SET EXERCISE: Please quote every line word for word.

Items from a dataset

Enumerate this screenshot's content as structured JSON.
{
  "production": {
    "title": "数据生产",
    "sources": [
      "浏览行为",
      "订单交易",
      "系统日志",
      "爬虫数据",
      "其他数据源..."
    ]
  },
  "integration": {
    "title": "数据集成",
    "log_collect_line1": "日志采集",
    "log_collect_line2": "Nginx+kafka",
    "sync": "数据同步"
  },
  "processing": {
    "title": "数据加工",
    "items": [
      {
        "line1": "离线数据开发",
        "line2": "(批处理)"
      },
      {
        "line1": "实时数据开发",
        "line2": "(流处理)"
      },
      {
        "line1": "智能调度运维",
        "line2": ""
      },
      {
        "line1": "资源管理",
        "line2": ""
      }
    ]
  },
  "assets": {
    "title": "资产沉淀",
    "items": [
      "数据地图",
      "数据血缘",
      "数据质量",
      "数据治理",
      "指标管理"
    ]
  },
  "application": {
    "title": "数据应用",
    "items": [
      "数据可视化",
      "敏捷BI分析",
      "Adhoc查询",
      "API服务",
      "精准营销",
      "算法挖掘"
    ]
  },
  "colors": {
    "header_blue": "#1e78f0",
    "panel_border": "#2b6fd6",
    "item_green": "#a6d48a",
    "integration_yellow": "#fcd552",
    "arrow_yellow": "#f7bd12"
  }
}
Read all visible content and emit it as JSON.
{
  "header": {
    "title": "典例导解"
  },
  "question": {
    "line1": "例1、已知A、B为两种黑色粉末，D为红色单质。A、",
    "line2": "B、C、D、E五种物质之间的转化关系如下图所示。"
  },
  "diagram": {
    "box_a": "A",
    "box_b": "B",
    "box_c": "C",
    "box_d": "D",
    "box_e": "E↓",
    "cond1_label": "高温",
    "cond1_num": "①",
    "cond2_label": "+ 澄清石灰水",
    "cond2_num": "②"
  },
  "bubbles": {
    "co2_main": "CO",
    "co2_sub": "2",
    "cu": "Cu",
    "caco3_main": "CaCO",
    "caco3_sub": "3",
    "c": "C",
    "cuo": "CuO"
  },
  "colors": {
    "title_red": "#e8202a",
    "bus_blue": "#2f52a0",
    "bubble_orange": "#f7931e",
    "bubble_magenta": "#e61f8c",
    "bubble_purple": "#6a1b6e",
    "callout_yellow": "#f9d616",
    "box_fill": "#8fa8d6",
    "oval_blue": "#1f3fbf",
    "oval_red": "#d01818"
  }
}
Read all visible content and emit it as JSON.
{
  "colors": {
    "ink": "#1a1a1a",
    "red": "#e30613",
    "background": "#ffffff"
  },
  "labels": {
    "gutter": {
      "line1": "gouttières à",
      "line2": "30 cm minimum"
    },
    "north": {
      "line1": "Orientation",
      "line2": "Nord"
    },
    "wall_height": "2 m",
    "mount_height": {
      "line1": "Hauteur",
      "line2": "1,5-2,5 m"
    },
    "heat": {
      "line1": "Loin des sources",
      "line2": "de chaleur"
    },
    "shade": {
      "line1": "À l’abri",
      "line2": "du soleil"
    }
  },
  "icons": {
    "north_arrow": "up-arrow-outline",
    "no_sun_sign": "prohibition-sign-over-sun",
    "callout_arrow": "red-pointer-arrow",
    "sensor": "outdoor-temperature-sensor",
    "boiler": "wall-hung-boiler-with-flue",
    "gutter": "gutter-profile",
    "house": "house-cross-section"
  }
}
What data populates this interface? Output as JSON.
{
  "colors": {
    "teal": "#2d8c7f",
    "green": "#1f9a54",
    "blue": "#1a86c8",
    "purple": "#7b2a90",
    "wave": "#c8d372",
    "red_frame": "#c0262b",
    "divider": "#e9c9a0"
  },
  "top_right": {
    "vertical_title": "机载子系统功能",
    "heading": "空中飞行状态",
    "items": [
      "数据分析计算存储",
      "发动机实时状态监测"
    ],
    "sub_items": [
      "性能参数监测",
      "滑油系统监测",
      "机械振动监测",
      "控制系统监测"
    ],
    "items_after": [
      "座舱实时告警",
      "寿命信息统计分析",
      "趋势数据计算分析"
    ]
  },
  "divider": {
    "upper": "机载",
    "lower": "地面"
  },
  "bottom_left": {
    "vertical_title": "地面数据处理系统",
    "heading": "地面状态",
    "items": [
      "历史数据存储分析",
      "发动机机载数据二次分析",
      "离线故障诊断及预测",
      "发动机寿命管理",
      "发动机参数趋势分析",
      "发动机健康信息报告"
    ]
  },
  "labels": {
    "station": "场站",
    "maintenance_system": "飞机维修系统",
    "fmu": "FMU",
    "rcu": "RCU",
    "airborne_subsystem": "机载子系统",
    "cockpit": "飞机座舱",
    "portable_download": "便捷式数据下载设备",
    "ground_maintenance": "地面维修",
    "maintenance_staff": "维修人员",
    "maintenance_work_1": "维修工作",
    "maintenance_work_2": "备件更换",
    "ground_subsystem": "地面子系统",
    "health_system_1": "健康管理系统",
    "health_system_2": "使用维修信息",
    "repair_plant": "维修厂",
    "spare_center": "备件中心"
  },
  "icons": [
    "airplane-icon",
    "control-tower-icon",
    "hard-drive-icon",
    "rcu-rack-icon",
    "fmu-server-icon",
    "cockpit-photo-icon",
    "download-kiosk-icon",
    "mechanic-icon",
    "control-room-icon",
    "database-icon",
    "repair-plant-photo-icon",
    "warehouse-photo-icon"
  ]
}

EXERCISE RESULT:
Enumerate this screenshot's content as structured JSON.
{
  "production": {
    "title": "数据生产",
    "sources": [
      "浏览行为",
      "订单交易",
      "系统日志",
      "爬虫数据",
      "其他数据源..."
    ]
  },
  "integration": {
    "title": "数据集成",
    "log_collect_line1": "日志采集",
    "log_collect_line2": "Nginx+kafka",
    "sync": "数据同步"
  },
  "processing": {
    "title": "数据加工",
    "items": [
      {
        "line1": "离线数据开发",
        "line2": "(批处理)"
      },
      {
        "line1": "实时数据开发",
        "line2": "(流处理)"
      },
      {
        "line1": "智能调度运维",
        "line2": ""
      },
      {
        "line1": "资源管理",
        "line2": ""
      }
    ]
  },
  "assets": {
    "title": "资产沉淀",
    "items": [
      "数据地图",
      "数据血缘",
      "数据质量",
      "数据治理",
      "指标管理"
    ]
  },
  "application": {
    "title": "数据应用",
    "items": [
      "数据可视化",
      "敏捷BI分析",
      "Adhoc查询",
      "API服务",
      "精准营销",
      "算法挖掘"
    ]
  },
  "colors": {
    "header_blue": "#1e78f0",
    "panel_border": "#2b6fd6",
    "item_green": "#a6d48a",
    "integration_yellow": "#fcd552",
    "arrow_yellow": "#f7bd12"
  }
}
Read all visible content and emit it as JSON.
{
  "header": {
    "title": "典例导解"
  },
  "question": {
    "line1": "例1、已知A、B为两种黑色粉末，D为红色单质。A、",
    "line2": "B、C、D、E五种物质之间的转化关系如下图所示。"
  },
  "diagram": {
    "box_a": "A",
    "box_b": "B",
    "box_c": "C",
    "box_d": "D",
    "box_e": "E↓",
    "cond1_label": "高温",
    "cond1_num": "①",
    "cond2_label": "+ 澄清石灰水",
    "cond2_num": "②"
  },
  "bubbles": {
    "co2_main": "CO",
    "co2_sub": "2",
    "cu": "Cu",
    "caco3_main": "CaCO",
    "caco3_sub": "3",
    "c": "C",
    "cuo": "CuO"
  },
  "colors": {
    "title_red": "#e8202a",
    "bus_blue": "#2f52a0",
    "bubble_orange": "#f7931e",
    "bubble_magenta": "#e61f8c",
    "bubble_purple": "#6a1b6e",
    "callout_yellow": "#f9d616",
    "box_fill": "#8fa8d6",
    "oval_blue": "#1f3fbf",
    "oval_red": "#d01818"
  }
}
Read all visible content and emit it as JSON.
{
  "colors": {
    "ink": "#1a1a1a",
    "red": "#e30613",
    "background": "#ffffff"
  },
  "labels": {
    "gutter": {
      "line1": "gouttières à",
      "line2": "30 cm minimum"
    },
    "north": {
      "line1": "Orientation",
      "line2": "Nord"
    },
    "wall_height": "2 m",
    "mount_height": {
      "line1": "Hauteur",
      "line2": "1,5-2,5 m"
    },
    "heat": {
      "line1": "Loin des sources",
      "line2": "de chaleur"
    },
    "shade": {
      "line1": "À l’abri",
      "line2": "du soleil"
    }
  },
  "icons": {
    "north_arrow": "up-arrow-outline",
    "no_sun_sign": "prohibition-sign-over-sun",
    "callout_arrow": "red-pointer-arrow",
    "sensor": "outdoor-temperature-sensor",
    "boiler": "wall-hung-boiler-with-flue",
    "gutter": "gutter-profile",
    "house": "house-cross-section"
  }
}
What data populates this interface? Output as JSON.
{
  "colors": {
    "teal": "#2d8c7f",
    "green": "#1f9a54",
    "blue": "#1a86c8",
    "purple": "#7b2a90",
    "wave": "#c8d372",
    "red_frame": "#c0262b",
    "divider": "#e9c9a0"
  },
  "top_right": {
    "vertical_title": "机载子系统功能",
    "heading": "空中飞行状态",
    "items": [
      "数据分析计算存储",
      "发动机实时状态监测"
    ],
    "sub_items": [
      "性能参数监测",
      "滑油系统监测",
      "机械振动监测",
      "控制系统监测"
    ],
    "items_after": [
      "座舱实时告警",
      "寿命信息统计分析",
      "趋势数据计算分析"
    ]
  },
  "divider": {
    "upper": "机载",
    "lower": "地面"
  },
  "bottom_left": {
    "vertical_title": "地面数据处理系统",
    "heading": "地面状态",
    "items": [
      "历史数据存储分析",
      "发动机机载数据二次分析",
      "离线故障诊断及预测",
      "发动机寿命管理",
      "发动机参数趋势分析",
      "发动机健康信息报告"
    ]
  },
  "labels": {
    "station": "场站",
    "maintenance_system": "飞机维修系统",
    "fmu": "FMU",
    "rcu": "RCU",
    "airborne_subsystem": "机载子系统",
    "cockpit": "飞机座舱",
    "portable_download": "便捷式数据下载设备",
    "ground_maintenance": "地面维修",
    "maintenance_staff": "维修人员",
    "maintenance_work_1": "维修工作",
    "maintenance_work_2": "备件更换",
    "ground_subsystem": "地面子系统",
    "health_system_1": "健康管理系统",
    "health_system_2": "使用维修信息",
    "repair_plant": "维修厂",
    "spare_center": "备件中心"
  },
  "icons": [
    "airplane-icon",
    "control-tower-icon",
    "hard-drive-icon",
    "rcu-rack-icon",
    "fmu-server-icon",
    "cockpit-photo-icon",
    "download-kiosk-icon",
    "mechanic-icon",
    "control-room-icon",
    "database-icon",
    "repair-plant-photo-icon",
    "warehouse-photo-icon"
  ]
}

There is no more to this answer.